SHORT PROBLEM:
Tell how many lines contain the word "this". Reply with the number only.
** BEGIN SOURCE RECORDS **
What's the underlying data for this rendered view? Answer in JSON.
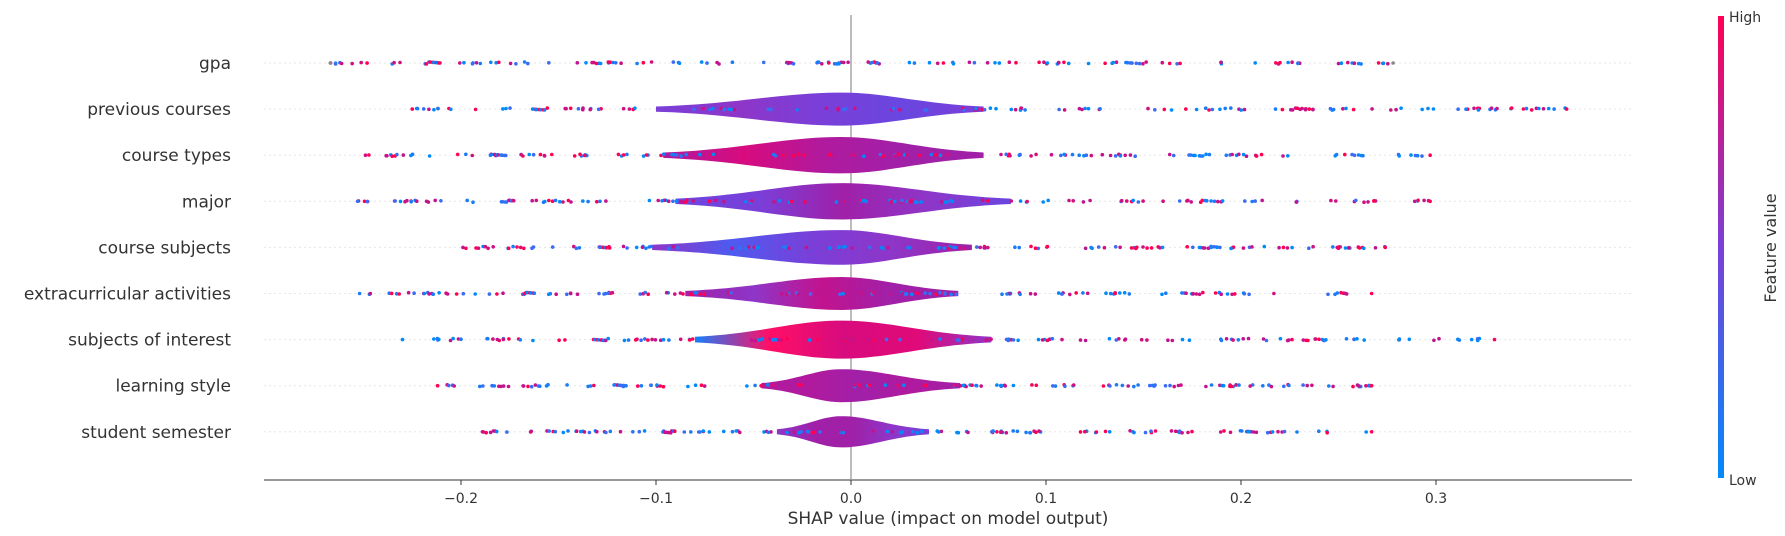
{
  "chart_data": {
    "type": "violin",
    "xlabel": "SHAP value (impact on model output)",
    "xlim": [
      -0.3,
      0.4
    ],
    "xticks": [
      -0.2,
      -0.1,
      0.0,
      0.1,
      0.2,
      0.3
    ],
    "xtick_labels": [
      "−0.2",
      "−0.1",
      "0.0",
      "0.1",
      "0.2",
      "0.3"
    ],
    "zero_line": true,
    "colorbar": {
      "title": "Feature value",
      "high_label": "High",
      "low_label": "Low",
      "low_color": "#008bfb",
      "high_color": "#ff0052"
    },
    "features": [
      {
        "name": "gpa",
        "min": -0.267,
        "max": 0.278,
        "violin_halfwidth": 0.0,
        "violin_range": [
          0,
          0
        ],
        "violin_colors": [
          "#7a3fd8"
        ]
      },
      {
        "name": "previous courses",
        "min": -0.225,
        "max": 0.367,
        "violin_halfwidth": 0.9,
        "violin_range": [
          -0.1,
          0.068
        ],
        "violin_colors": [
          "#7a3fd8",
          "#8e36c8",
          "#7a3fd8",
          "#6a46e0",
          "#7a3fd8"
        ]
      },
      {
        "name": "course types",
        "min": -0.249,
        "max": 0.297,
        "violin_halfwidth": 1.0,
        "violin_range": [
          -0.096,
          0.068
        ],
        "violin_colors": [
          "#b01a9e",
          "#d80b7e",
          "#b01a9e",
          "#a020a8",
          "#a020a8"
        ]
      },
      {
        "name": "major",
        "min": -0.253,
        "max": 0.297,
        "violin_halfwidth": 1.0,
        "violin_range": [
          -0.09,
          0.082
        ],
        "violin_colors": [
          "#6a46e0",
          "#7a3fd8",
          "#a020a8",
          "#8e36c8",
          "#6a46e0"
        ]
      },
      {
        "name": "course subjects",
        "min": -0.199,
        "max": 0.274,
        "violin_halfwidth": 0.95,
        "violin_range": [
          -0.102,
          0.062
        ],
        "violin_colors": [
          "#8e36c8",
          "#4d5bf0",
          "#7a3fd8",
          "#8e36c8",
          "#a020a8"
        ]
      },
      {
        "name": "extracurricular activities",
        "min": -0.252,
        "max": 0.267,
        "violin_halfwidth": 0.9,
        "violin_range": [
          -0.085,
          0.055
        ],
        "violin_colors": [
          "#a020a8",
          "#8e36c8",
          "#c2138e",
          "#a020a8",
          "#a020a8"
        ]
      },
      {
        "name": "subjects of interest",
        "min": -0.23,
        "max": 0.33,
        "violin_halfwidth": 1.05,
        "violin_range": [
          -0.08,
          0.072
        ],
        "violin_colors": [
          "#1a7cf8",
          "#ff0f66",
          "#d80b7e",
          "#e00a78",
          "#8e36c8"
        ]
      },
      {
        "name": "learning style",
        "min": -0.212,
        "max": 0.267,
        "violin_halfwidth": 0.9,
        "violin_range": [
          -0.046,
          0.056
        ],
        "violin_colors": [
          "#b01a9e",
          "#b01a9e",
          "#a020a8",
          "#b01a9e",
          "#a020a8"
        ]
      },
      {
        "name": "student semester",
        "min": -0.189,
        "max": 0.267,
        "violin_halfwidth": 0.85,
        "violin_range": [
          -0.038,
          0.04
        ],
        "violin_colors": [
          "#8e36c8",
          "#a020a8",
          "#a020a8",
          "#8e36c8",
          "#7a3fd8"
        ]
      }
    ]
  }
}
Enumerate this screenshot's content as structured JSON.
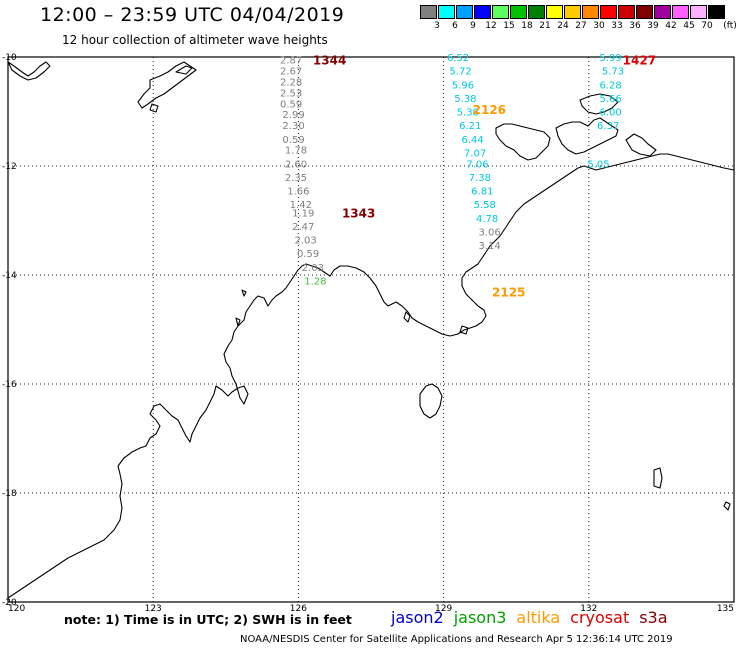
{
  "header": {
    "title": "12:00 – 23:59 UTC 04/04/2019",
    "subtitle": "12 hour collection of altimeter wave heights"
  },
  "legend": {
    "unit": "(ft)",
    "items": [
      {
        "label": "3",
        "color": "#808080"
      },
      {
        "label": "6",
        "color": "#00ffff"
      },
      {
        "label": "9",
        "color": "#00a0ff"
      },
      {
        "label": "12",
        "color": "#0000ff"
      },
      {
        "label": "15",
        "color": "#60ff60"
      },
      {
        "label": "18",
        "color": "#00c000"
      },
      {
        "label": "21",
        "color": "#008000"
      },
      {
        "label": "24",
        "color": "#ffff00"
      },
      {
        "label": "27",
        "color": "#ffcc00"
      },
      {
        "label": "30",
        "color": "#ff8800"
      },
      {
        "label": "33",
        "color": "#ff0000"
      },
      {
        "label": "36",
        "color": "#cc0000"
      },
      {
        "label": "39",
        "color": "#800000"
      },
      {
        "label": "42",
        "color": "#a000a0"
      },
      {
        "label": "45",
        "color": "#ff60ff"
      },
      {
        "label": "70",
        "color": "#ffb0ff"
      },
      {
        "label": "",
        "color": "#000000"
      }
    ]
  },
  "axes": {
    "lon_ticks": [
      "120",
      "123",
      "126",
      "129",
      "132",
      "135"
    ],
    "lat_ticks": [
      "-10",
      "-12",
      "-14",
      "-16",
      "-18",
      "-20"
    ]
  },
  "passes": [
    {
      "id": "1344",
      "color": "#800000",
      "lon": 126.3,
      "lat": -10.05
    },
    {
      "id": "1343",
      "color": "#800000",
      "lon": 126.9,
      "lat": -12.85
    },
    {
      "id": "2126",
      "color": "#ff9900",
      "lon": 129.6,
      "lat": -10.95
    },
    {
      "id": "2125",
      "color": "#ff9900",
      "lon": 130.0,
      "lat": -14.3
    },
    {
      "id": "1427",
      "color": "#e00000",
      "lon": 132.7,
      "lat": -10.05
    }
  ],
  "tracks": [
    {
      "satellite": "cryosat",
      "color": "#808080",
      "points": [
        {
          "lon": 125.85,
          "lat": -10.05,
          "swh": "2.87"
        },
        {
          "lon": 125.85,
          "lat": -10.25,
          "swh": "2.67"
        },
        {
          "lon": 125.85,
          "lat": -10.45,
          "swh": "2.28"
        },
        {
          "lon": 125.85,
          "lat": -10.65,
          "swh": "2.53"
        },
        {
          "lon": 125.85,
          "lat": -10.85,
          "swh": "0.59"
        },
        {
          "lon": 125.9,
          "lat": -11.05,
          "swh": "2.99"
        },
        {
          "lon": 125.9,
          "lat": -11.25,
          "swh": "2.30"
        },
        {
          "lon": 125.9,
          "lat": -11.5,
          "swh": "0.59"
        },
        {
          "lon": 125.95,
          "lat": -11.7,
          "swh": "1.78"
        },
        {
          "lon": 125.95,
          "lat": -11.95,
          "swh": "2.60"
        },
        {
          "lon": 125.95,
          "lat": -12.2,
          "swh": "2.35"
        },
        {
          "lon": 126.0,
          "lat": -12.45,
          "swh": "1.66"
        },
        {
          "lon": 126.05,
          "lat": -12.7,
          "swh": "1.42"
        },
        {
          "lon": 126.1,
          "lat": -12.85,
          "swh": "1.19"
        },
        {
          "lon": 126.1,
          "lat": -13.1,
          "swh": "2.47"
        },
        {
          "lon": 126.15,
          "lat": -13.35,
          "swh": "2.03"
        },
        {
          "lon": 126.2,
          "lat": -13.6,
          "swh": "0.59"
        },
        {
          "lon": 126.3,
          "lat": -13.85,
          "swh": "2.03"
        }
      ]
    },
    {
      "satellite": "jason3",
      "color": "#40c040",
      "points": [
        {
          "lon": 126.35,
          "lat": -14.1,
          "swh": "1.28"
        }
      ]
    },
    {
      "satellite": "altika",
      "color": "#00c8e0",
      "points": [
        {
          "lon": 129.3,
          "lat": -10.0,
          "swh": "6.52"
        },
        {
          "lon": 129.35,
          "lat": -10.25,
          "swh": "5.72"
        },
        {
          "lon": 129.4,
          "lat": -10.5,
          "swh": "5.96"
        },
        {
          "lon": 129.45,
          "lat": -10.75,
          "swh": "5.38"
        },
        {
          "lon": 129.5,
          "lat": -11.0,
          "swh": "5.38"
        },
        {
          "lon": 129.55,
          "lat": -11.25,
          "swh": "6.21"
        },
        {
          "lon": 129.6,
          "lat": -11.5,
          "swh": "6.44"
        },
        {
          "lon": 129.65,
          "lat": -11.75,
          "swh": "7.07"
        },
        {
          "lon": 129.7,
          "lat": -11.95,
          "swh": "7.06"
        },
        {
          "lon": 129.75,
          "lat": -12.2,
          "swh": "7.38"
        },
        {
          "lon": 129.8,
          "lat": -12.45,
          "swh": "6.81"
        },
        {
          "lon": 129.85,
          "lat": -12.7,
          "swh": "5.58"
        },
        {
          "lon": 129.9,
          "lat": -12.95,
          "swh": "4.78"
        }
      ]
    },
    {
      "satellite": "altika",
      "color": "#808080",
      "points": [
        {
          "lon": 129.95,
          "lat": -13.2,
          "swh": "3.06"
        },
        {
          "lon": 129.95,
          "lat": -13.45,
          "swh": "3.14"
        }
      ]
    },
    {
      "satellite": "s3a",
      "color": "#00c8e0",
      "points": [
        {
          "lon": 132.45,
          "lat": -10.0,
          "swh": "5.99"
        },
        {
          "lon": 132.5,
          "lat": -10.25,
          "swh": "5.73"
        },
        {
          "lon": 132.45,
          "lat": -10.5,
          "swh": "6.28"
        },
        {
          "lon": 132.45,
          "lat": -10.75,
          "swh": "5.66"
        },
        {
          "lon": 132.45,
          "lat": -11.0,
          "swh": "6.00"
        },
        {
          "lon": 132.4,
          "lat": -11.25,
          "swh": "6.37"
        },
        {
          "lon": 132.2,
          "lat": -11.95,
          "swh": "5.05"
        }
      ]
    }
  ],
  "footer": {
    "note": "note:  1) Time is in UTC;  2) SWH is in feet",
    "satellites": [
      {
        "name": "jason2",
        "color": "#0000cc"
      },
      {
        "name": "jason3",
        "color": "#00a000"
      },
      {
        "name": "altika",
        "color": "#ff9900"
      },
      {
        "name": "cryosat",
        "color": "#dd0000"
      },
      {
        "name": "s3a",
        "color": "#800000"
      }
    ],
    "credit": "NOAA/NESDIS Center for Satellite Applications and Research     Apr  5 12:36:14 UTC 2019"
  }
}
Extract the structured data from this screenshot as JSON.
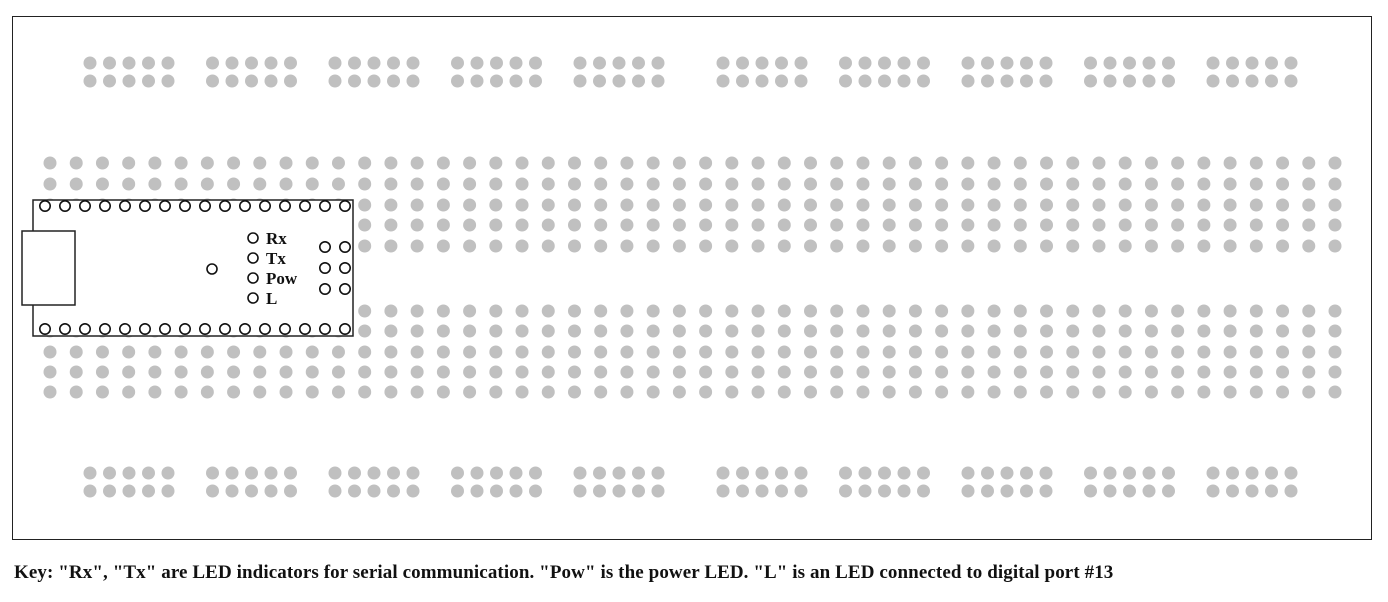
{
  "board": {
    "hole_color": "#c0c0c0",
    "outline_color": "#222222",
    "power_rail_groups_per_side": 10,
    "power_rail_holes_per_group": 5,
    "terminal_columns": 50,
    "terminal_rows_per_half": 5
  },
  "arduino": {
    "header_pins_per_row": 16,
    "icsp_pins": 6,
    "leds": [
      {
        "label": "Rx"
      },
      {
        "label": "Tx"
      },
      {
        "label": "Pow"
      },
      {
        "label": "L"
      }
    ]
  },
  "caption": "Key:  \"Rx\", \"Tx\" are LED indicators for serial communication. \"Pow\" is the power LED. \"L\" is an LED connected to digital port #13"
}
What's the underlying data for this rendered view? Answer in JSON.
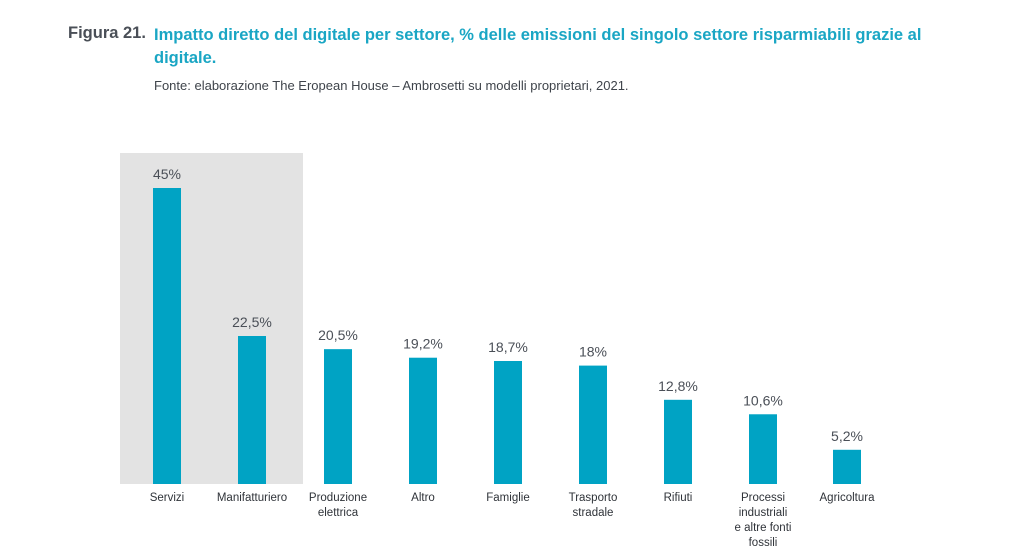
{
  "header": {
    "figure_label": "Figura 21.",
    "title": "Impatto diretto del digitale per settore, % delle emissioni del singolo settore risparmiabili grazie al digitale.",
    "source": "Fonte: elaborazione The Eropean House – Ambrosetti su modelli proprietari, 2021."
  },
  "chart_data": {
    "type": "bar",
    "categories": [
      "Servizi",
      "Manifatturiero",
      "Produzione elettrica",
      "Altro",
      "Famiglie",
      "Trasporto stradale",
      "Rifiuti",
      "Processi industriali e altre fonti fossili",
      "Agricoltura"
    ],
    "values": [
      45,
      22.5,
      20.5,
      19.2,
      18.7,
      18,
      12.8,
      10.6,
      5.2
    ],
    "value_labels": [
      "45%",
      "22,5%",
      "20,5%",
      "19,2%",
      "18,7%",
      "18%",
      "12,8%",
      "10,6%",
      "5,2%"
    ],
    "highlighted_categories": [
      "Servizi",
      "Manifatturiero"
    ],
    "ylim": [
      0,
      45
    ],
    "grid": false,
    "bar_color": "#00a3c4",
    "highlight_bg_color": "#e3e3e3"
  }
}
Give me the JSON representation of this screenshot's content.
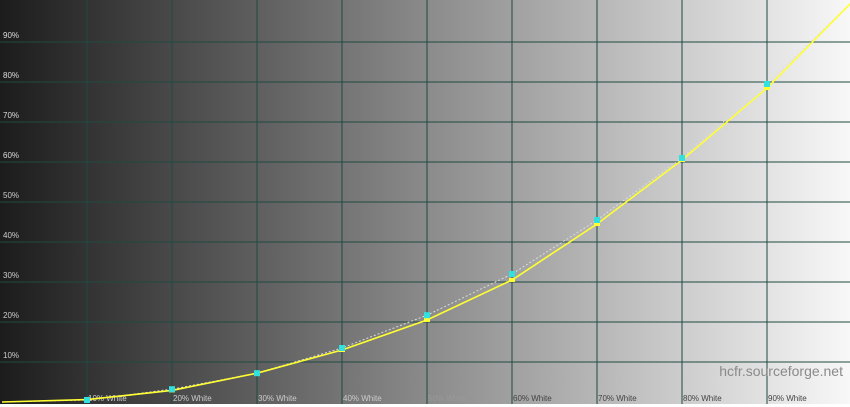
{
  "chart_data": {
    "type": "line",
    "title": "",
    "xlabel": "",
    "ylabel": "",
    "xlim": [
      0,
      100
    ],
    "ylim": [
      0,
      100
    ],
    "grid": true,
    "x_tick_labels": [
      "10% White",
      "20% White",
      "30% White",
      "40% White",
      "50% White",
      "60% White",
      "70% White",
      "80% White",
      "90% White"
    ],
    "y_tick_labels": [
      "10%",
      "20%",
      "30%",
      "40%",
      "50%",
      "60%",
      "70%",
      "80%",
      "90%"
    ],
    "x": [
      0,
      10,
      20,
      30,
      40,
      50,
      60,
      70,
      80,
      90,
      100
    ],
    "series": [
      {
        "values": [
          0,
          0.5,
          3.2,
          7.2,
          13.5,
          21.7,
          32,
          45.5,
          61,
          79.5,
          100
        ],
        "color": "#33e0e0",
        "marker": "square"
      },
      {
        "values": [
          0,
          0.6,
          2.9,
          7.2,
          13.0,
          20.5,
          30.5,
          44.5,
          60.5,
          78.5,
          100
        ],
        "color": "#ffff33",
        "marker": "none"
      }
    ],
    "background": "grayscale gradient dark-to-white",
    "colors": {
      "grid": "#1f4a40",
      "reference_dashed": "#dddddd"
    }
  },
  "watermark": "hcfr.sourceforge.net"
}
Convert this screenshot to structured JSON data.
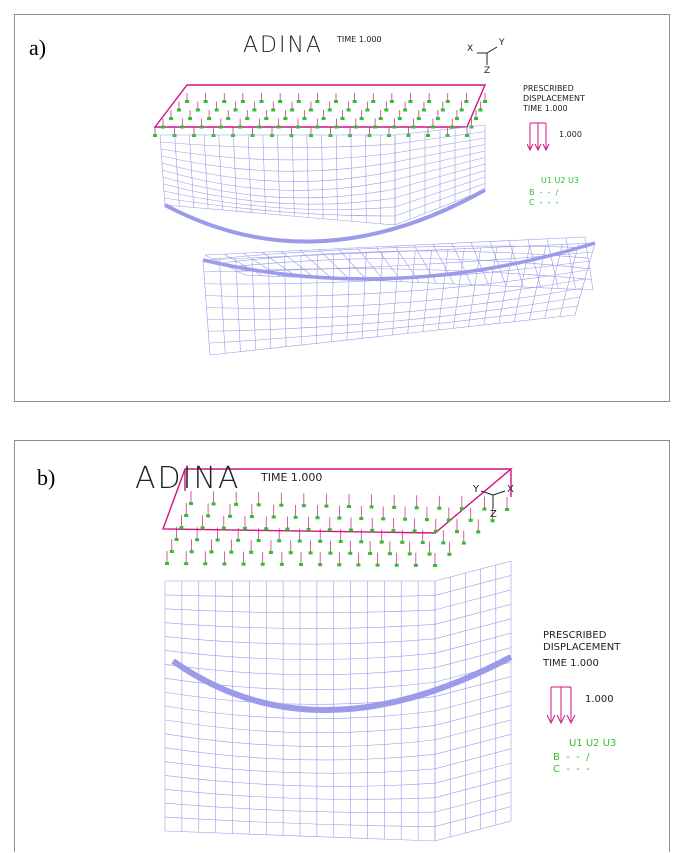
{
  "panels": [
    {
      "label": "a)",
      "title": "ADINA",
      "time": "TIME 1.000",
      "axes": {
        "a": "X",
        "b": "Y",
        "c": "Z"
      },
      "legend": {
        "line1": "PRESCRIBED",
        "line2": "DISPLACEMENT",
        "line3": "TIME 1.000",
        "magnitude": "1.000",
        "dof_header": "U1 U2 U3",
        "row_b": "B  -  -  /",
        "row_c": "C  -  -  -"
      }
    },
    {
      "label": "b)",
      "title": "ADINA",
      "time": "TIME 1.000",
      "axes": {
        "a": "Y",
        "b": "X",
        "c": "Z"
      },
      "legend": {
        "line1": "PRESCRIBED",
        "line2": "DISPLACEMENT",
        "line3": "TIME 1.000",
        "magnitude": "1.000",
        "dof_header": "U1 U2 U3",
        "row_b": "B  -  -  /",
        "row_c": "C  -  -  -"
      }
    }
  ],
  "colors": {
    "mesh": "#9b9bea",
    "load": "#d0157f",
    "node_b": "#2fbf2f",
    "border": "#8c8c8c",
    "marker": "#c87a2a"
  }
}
** END SOURCE RECORDS **
EXERCISE OUTPUT:
6